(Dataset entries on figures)

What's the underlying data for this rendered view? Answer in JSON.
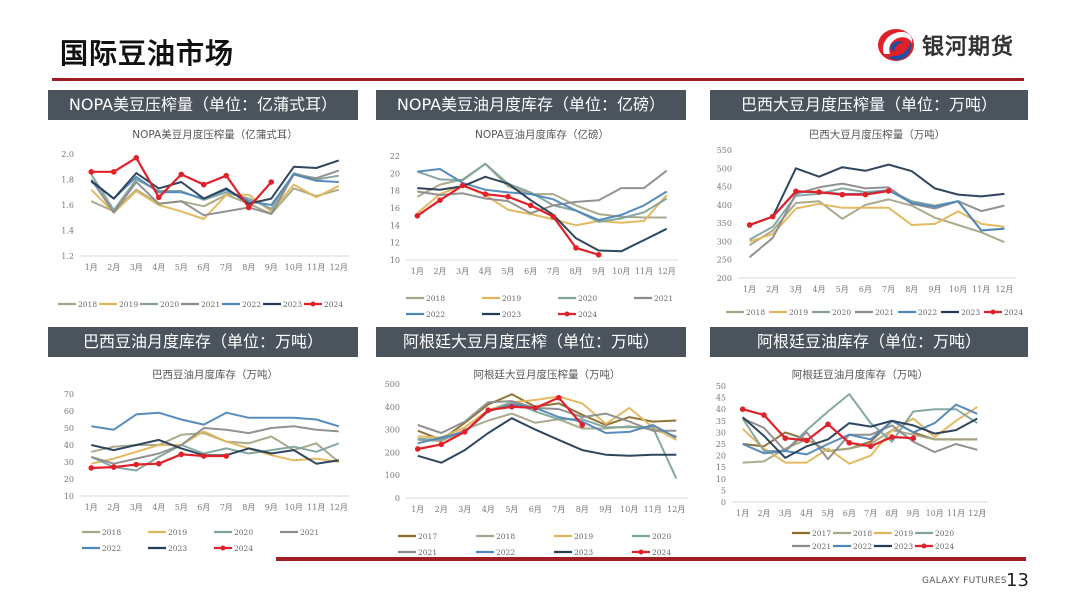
{
  "page": {
    "title": "国际豆油市场",
    "brand_cn": "银河期货",
    "brand_en": "GALAXY FUTURES",
    "page_number": "13",
    "accent": "#a01c24",
    "header_bg": "#4b535c"
  },
  "panels": [
    {
      "header": "NOPA美豆压榨量（单位：亿蒲式耳）"
    },
    {
      "header": "NOPA美豆油月度库存（单位：亿磅）"
    },
    {
      "header": "巴西大豆月度压榨量（单位：万吨）"
    },
    {
      "header": "巴西豆油月度库存（单位：万吨）"
    },
    {
      "header": "阿根廷大豆月度压榨（单位：万吨）"
    },
    {
      "header": "阿根廷豆油库存（单位：万吨）"
    }
  ],
  "series_colors": {
    "2017": "#8b6d2e",
    "2018": "#a5a587",
    "2019": "#e0b65a",
    "2020": "#7fa39d",
    "2021": "#8c8c8c",
    "2022": "#4f86b8",
    "2023": "#253c55",
    "2024": "#e0212a"
  },
  "chart_data": [
    {
      "type": "line",
      "title": "NOPA美豆月度压榨量（亿蒲式耳）",
      "categories": [
        "1月",
        "2月",
        "3月",
        "4月",
        "5月",
        "6月",
        "7月",
        "8月",
        "9月",
        "10月",
        "11月",
        "12月"
      ],
      "ylim": [
        1.2,
        2.0
      ],
      "yticks": [
        "1.2",
        "1.4",
        "1.6",
        "1.8",
        "2.0"
      ],
      "legend": "bottom",
      "series": [
        {
          "name": "2018",
          "values": [
            1.63,
            1.55,
            1.72,
            1.61,
            1.63,
            1.59,
            1.68,
            1.61,
            1.53,
            1.73,
            1.67,
            1.72
          ]
        },
        {
          "name": "2019",
          "values": [
            1.72,
            1.54,
            1.71,
            1.6,
            1.55,
            1.49,
            1.68,
            1.68,
            1.55,
            1.76,
            1.66,
            1.75
          ]
        },
        {
          "name": "2020",
          "values": [
            1.84,
            1.56,
            1.8,
            1.71,
            1.71,
            1.64,
            1.7,
            1.65,
            1.57,
            1.85,
            1.8,
            1.83
          ]
        },
        {
          "name": "2021",
          "values": [
            1.8,
            1.54,
            1.78,
            1.61,
            1.63,
            1.52,
            1.55,
            1.58,
            1.53,
            1.84,
            1.81,
            1.87
          ]
        },
        {
          "name": "2022",
          "values": [
            1.78,
            1.65,
            1.82,
            1.7,
            1.7,
            1.65,
            1.72,
            1.63,
            1.6,
            1.84,
            1.79,
            1.78
          ]
        },
        {
          "name": "2023",
          "values": [
            1.79,
            1.65,
            1.85,
            1.73,
            1.78,
            1.65,
            1.73,
            1.61,
            1.65,
            1.9,
            1.89,
            1.95
          ]
        },
        {
          "name": "2024",
          "values": [
            1.86,
            1.86,
            1.97,
            1.66,
            1.84,
            1.76,
            1.83,
            1.58,
            1.78,
            null,
            null,
            null
          ],
          "markers": true
        }
      ]
    },
    {
      "type": "line",
      "title": "NOPA豆油月度库存（亿磅）",
      "categories": [
        "1月",
        "2月",
        "3月",
        "4月",
        "5月",
        "6月",
        "7月",
        "8月",
        "9月",
        "10月",
        "11月",
        "12月"
      ],
      "ylim": [
        10,
        22
      ],
      "yticks": [
        "10",
        "12",
        "14",
        "16",
        "18",
        "20",
        "22"
      ],
      "legend": "bottom",
      "series": [
        {
          "name": "2018",
          "values": [
            17.3,
            18.7,
            19.3,
            21.1,
            18.5,
            17.6,
            17.6,
            16.3,
            15.3,
            15.0,
            14.9,
            14.9
          ]
        },
        {
          "name": "2019",
          "values": [
            15.4,
            17.6,
            18.6,
            17.5,
            15.8,
            15.3,
            14.7,
            14.0,
            14.5,
            14.3,
            14.5,
            17.5
          ]
        },
        {
          "name": "2020",
          "values": [
            20.2,
            19.3,
            19.2,
            21.1,
            18.8,
            17.8,
            16.3,
            15.7,
            14.4,
            14.8,
            15.5,
            17.1
          ]
        },
        {
          "name": "2021",
          "values": [
            17.9,
            17.5,
            17.7,
            17.1,
            16.8,
            15.4,
            16.3,
            16.7,
            16.9,
            18.3,
            18.3,
            20.3
          ]
        },
        {
          "name": "2022",
          "values": [
            20.2,
            20.5,
            18.9,
            18.1,
            17.8,
            17.6,
            17.0,
            15.7,
            14.6,
            15.2,
            16.3,
            17.9
          ]
        },
        {
          "name": "2023",
          "values": [
            18.3,
            18.1,
            18.5,
            19.6,
            18.8,
            16.9,
            15.2,
            12.5,
            11.1,
            11.0,
            12.3,
            13.6
          ]
        },
        {
          "name": "2024",
          "values": [
            15.1,
            16.9,
            18.6,
            17.6,
            17.3,
            16.3,
            15.0,
            11.4,
            10.6,
            null,
            null,
            null
          ],
          "markers": true
        }
      ]
    },
    {
      "type": "line",
      "title": "巴西大豆月度压榨量（万吨）",
      "categories": [
        "1月",
        "2月",
        "3月",
        "4月",
        "5月",
        "6月",
        "7月",
        "8月",
        "9月",
        "10月",
        "11月",
        "12月"
      ],
      "ylim": [
        200,
        550
      ],
      "yticks": [
        "200",
        "250",
        "300",
        "350",
        "400",
        "450",
        "500",
        "550"
      ],
      "legend": "bottom",
      "series": [
        {
          "name": "2018",
          "values": [
            290,
            330,
            405,
            410,
            362,
            400,
            415,
            398,
            365,
            345,
            325,
            298
          ]
        },
        {
          "name": "2019",
          "values": [
            300,
            320,
            390,
            403,
            392,
            392,
            392,
            345,
            348,
            382,
            348,
            340
          ]
        },
        {
          "name": "2020",
          "values": [
            305,
            340,
            425,
            430,
            445,
            435,
            440,
            410,
            398,
            410,
            330,
            335
          ]
        },
        {
          "name": "2021",
          "values": [
            257,
            310,
            430,
            448,
            458,
            445,
            448,
            403,
            390,
            410,
            383,
            398
          ]
        },
        {
          "name": "2022",
          "values": [
            345,
            368,
            435,
            435,
            430,
            430,
            440,
            405,
            395,
            410,
            330,
            335
          ]
        },
        {
          "name": "2023",
          "values": [
            345,
            368,
            500,
            477,
            503,
            493,
            510,
            492,
            445,
            428,
            423,
            430
          ]
        },
        {
          "name": "2024",
          "values": [
            345,
            368,
            437,
            435,
            428,
            428,
            438,
            null,
            null,
            null,
            null,
            null
          ],
          "markers": true
        }
      ]
    },
    {
      "type": "line",
      "title": "巴西豆油月度库存（万吨）",
      "categories": [
        "1月",
        "2月",
        "3月",
        "4月",
        "5月",
        "6月",
        "7月",
        "8月",
        "9月",
        "10月",
        "11月",
        "12月"
      ],
      "ylim": [
        10,
        70
      ],
      "yticks": [
        "10",
        "20",
        "30",
        "40",
        "50",
        "60",
        "70"
      ],
      "legend": "bottom",
      "series": [
        {
          "name": "2018",
          "values": [
            36,
            39,
            40,
            40,
            46,
            47,
            42,
            41,
            45,
            37,
            41,
            30
          ]
        },
        {
          "name": "2019",
          "values": [
            29,
            32,
            36,
            40,
            40,
            48,
            42,
            38,
            34,
            31,
            32,
            30
          ]
        },
        {
          "name": "2020",
          "values": [
            33,
            27,
            25,
            33,
            40,
            35,
            38,
            35,
            37,
            39,
            36,
            41
          ]
        },
        {
          "name": "2021",
          "values": [
            33,
            29,
            32,
            35,
            40,
            50,
            49,
            47,
            50,
            51,
            49,
            48
          ]
        },
        {
          "name": "2022",
          "values": [
            51,
            49,
            58,
            59,
            55,
            52,
            59,
            56,
            56,
            56,
            55,
            51
          ]
        },
        {
          "name": "2023",
          "values": [
            40,
            37,
            40,
            43,
            38,
            34,
            34,
            38,
            35,
            37,
            29,
            31
          ]
        },
        {
          "name": "2024",
          "values": [
            26.5,
            27,
            28.5,
            29,
            34.5,
            33.5,
            33.5,
            null,
            null,
            null,
            null,
            null
          ],
          "markers": true
        }
      ]
    },
    {
      "type": "line",
      "title": "阿根廷大豆月度压榨量（万吨）",
      "categories": [
        "1月",
        "2月",
        "3月",
        "4月",
        "5月",
        "6月",
        "7月",
        "8月",
        "9月",
        "10月",
        "11月",
        "12月"
      ],
      "ylim": [
        0,
        500
      ],
      "yticks": [
        "0",
        "100",
        "200",
        "300",
        "400",
        "500"
      ],
      "legend": "bottom",
      "series": [
        {
          "name": "2017",
          "values": [
            295,
            255,
            330,
            410,
            455,
            400,
            415,
            365,
            320,
            355,
            335,
            340
          ]
        },
        {
          "name": "2018",
          "values": [
            255,
            250,
            300,
            340,
            370,
            330,
            345,
            305,
            305,
            315,
            300,
            270
          ]
        },
        {
          "name": "2019",
          "values": [
            270,
            265,
            310,
            385,
            420,
            430,
            445,
            415,
            325,
            395,
            310,
            255
          ]
        },
        {
          "name": "2020",
          "values": [
            260,
            255,
            290,
            380,
            420,
            380,
            345,
            345,
            310,
            310,
            310,
            85
          ]
        },
        {
          "name": "2021",
          "values": [
            320,
            285,
            335,
            420,
            425,
            395,
            390,
            355,
            370,
            335,
            295,
            295
          ]
        },
        {
          "name": "2022",
          "values": [
            240,
            265,
            290,
            380,
            410,
            395,
            355,
            335,
            285,
            290,
            320,
            265
          ]
        },
        {
          "name": "2023",
          "values": [
            185,
            155,
            210,
            285,
            350,
            300,
            255,
            210,
            190,
            185,
            190,
            190
          ]
        },
        {
          "name": "2024",
          "values": [
            215,
            235,
            290,
            385,
            400,
            395,
            440,
            320,
            null,
            null,
            null,
            null
          ],
          "markers": true
        }
      ]
    },
    {
      "type": "line",
      "title": "阿根廷豆油月度库存（万吨）",
      "categories": [
        "1月",
        "2月",
        "3月",
        "4月",
        "5月",
        "6月",
        "7月",
        "8月",
        "9月",
        "10月",
        "11月",
        "12月"
      ],
      "ylim": [
        0,
        50
      ],
      "yticks": [
        "0",
        "5",
        "10",
        "15",
        "20",
        "25",
        "30",
        "35",
        "40",
        "45",
        "50"
      ],
      "legend": "bottom",
      "series": [
        {
          "name": "2017",
          "values": [
            25,
            24,
            30,
            27,
            22,
            23,
            26,
            35,
            30,
            27,
            27,
            27
          ]
        },
        {
          "name": "2018",
          "values": [
            17,
            17.5,
            23,
            27,
            22,
            23,
            25,
            31,
            29,
            27,
            27,
            27
          ]
        },
        {
          "name": "2019",
          "values": [
            31.5,
            23,
            17,
            17,
            23,
            16.5,
            20,
            31,
            36,
            28,
            35,
            41
          ]
        },
        {
          "name": "2020",
          "values": [
            36,
            22,
            22,
            31,
            39,
            46.5,
            34,
            26,
            39,
            40,
            40,
            34
          ]
        },
        {
          "name": "2021",
          "values": [
            36,
            32,
            22,
            30,
            18.5,
            29,
            29,
            33,
            26,
            21.5,
            25,
            22.5
          ]
        },
        {
          "name": "2022",
          "values": [
            25,
            21,
            22,
            20.5,
            25,
            29,
            27,
            35,
            30,
            34,
            42,
            38
          ]
        },
        {
          "name": "2023",
          "values": [
            36.5,
            28.5,
            19,
            24,
            27,
            34,
            32.5,
            35,
            33,
            29.5,
            31,
            36
          ]
        },
        {
          "name": "2024",
          "values": [
            40,
            37.5,
            27.5,
            26.5,
            33.5,
            25.5,
            24,
            28,
            27.5,
            null,
            null,
            null
          ],
          "markers": true
        }
      ]
    }
  ]
}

SET PROBLEM. Gather and return every line that holds the string "巴西豆油月度库存".

EXERCISE SOLUTION.
      "header": "巴西豆油月度库存（单位：万吨）"
      "title": "巴西豆油月度库存（万吨）",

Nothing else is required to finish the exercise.